# TASK BRIEF
Please output the records below in full, exactly as given, but without the images.

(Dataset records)

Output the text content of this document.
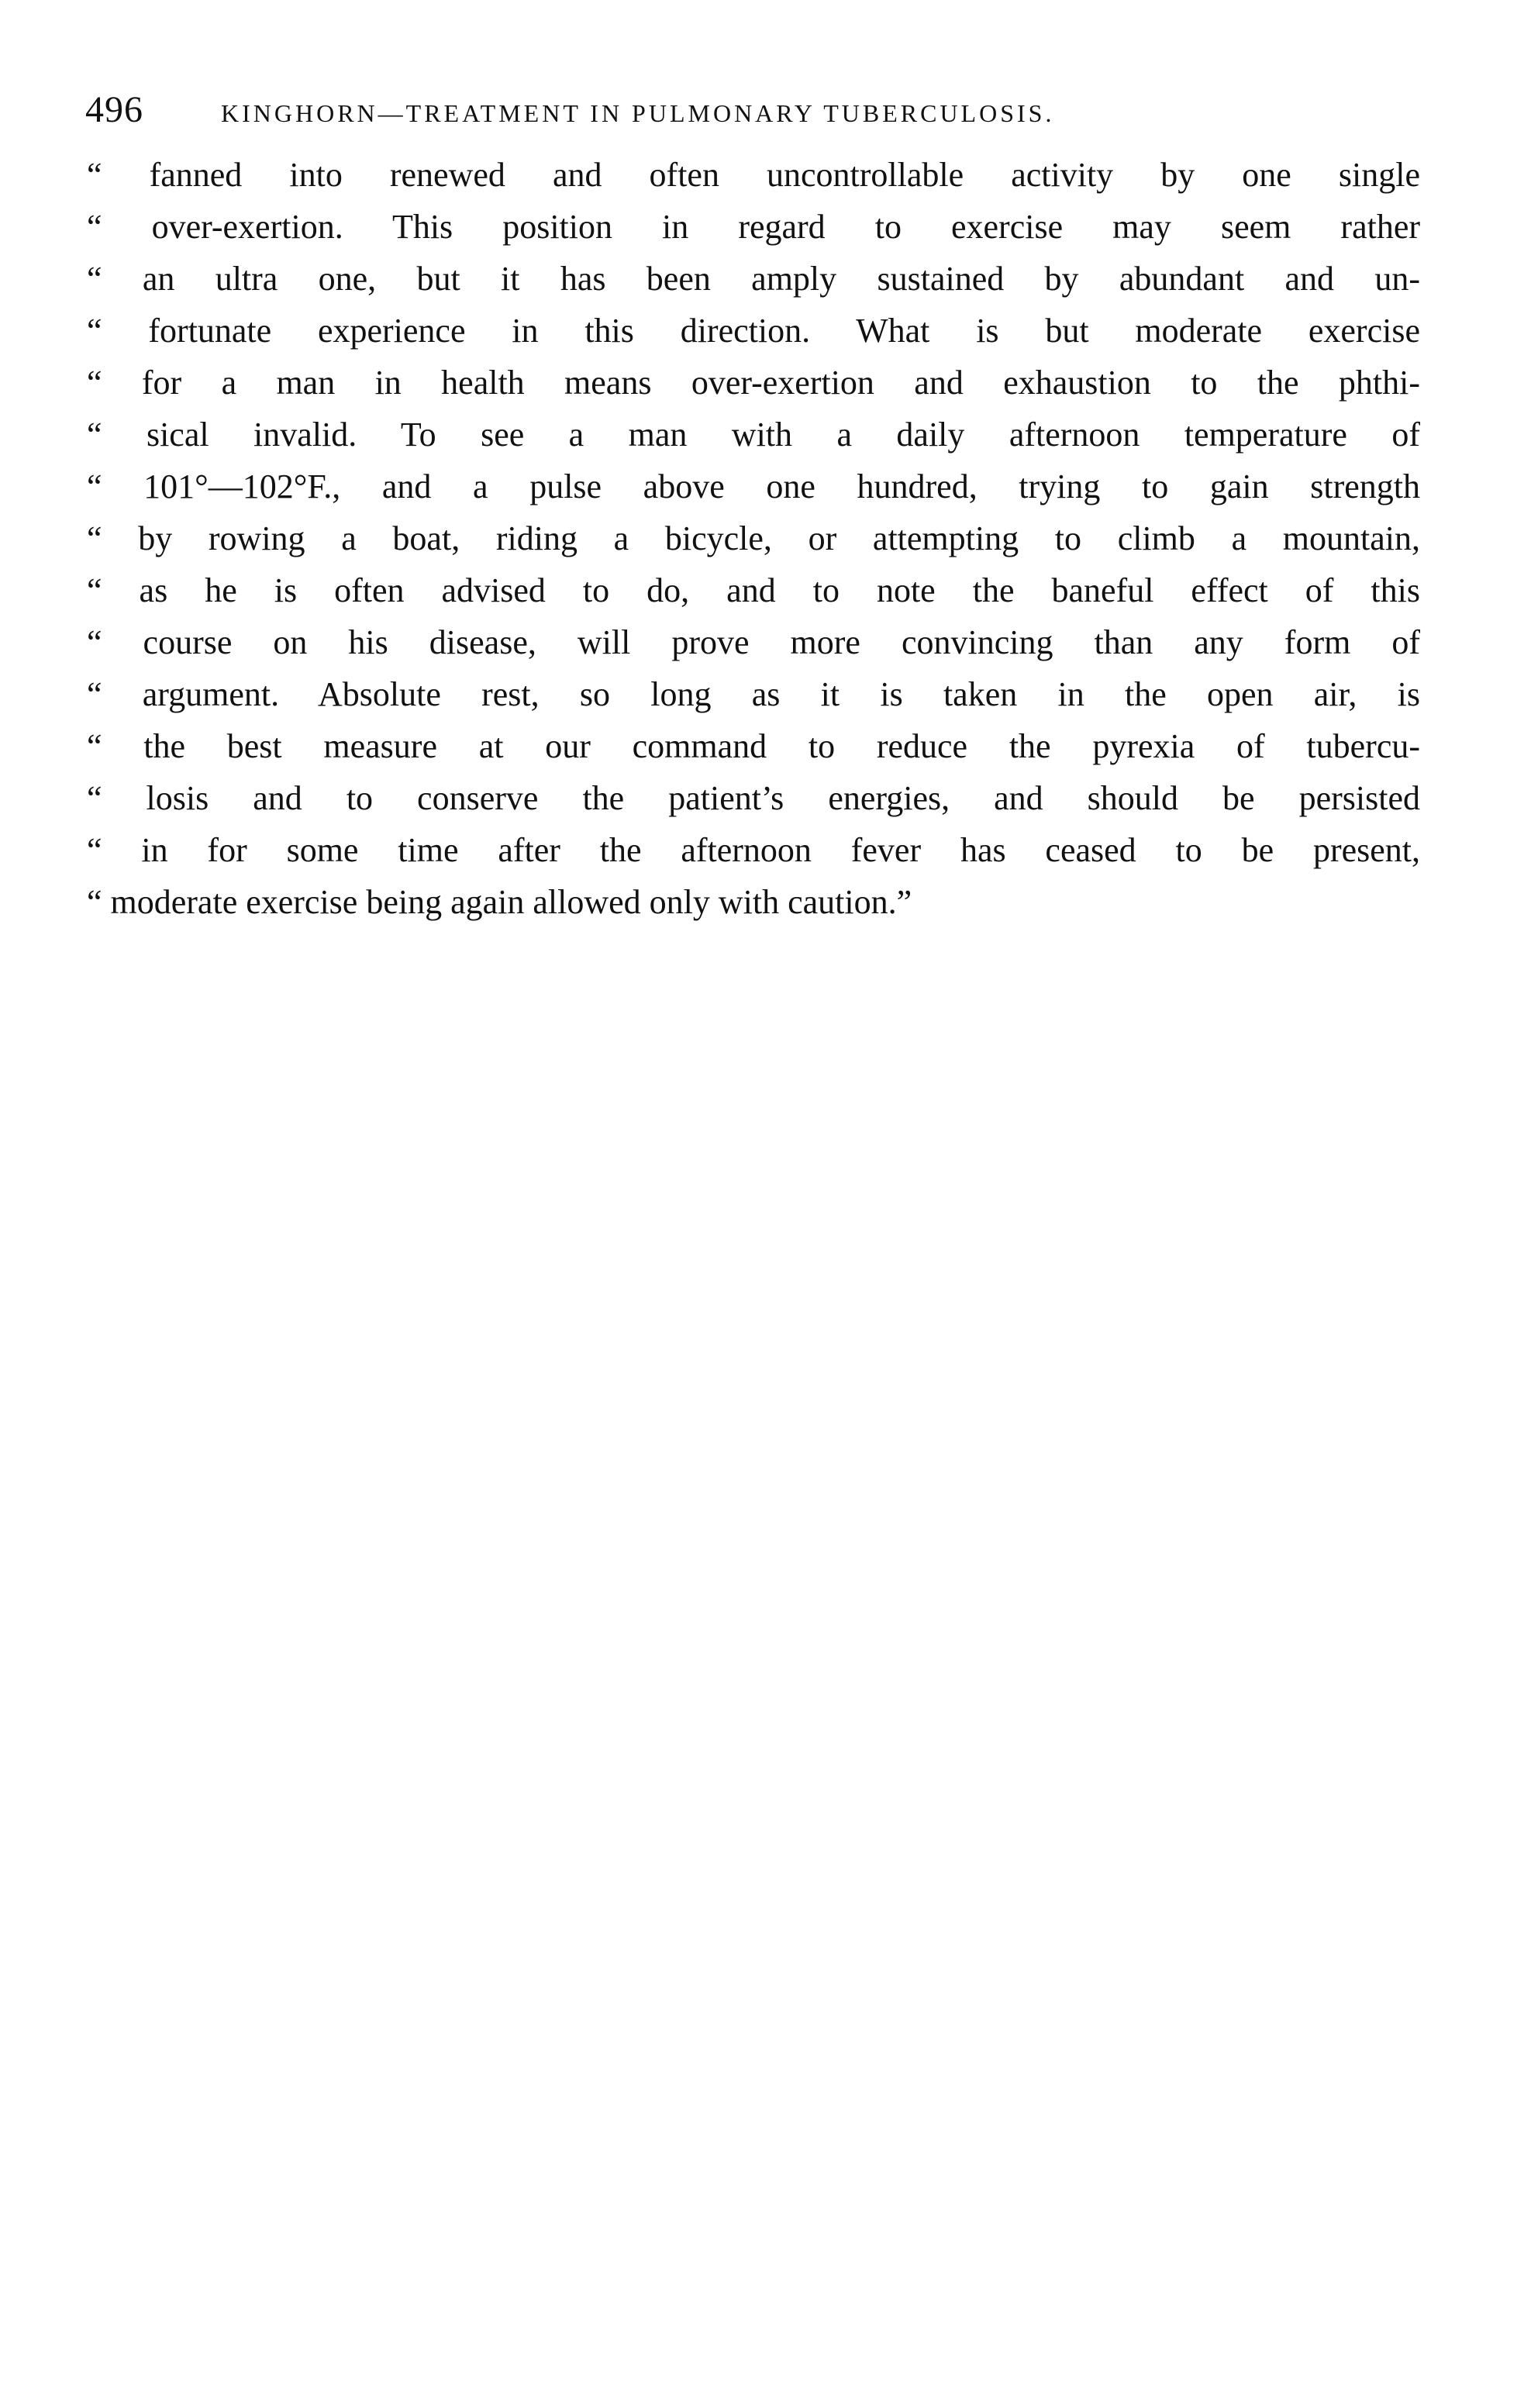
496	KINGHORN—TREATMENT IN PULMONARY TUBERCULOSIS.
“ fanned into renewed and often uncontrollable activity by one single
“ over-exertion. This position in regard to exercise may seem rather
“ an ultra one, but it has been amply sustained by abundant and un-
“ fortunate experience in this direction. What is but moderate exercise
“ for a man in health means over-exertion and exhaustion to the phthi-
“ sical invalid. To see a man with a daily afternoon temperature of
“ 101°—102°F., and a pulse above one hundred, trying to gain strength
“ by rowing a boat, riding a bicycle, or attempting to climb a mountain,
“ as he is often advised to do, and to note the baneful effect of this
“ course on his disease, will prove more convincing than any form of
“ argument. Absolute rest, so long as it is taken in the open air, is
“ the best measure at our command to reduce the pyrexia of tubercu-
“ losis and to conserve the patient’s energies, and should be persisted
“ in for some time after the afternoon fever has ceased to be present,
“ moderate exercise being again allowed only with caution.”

# RESULT
Output the text content of this document.
496	KINGHORN—TREATMENT IN PULMONARY TUBERCULOSIS.
“ fanned into renewed and often uncontrollable activity by one single
“ over-exertion. This position in regard to exercise may seem rather
“ an ultra one, but it has been amply sustained by abundant and un-
“ fortunate experience in this direction. What is but moderate exercise
“ for a man in health means over-exertion and exhaustion to the phthi-
“ sical invalid. To see a man with a daily afternoon temperature of
“ 101°—102°F., and a pulse above one hundred, trying to gain strength
“ by rowing a boat, riding a bicycle, or attempting to climb a mountain,
“ as he is often advised to do, and to note the baneful effect of this
“ course on his disease, will prove more convincing than any form of
“ argument. Absolute rest, so long as it is taken in the open air, is
“ the best measure at our command to reduce the pyrexia of tubercu-
“ losis and to conserve the patient’s energies, and should be persisted
“ in for some time after the afternoon fever has ceased to be present,
“ moderate exercise being again allowed only with caution.”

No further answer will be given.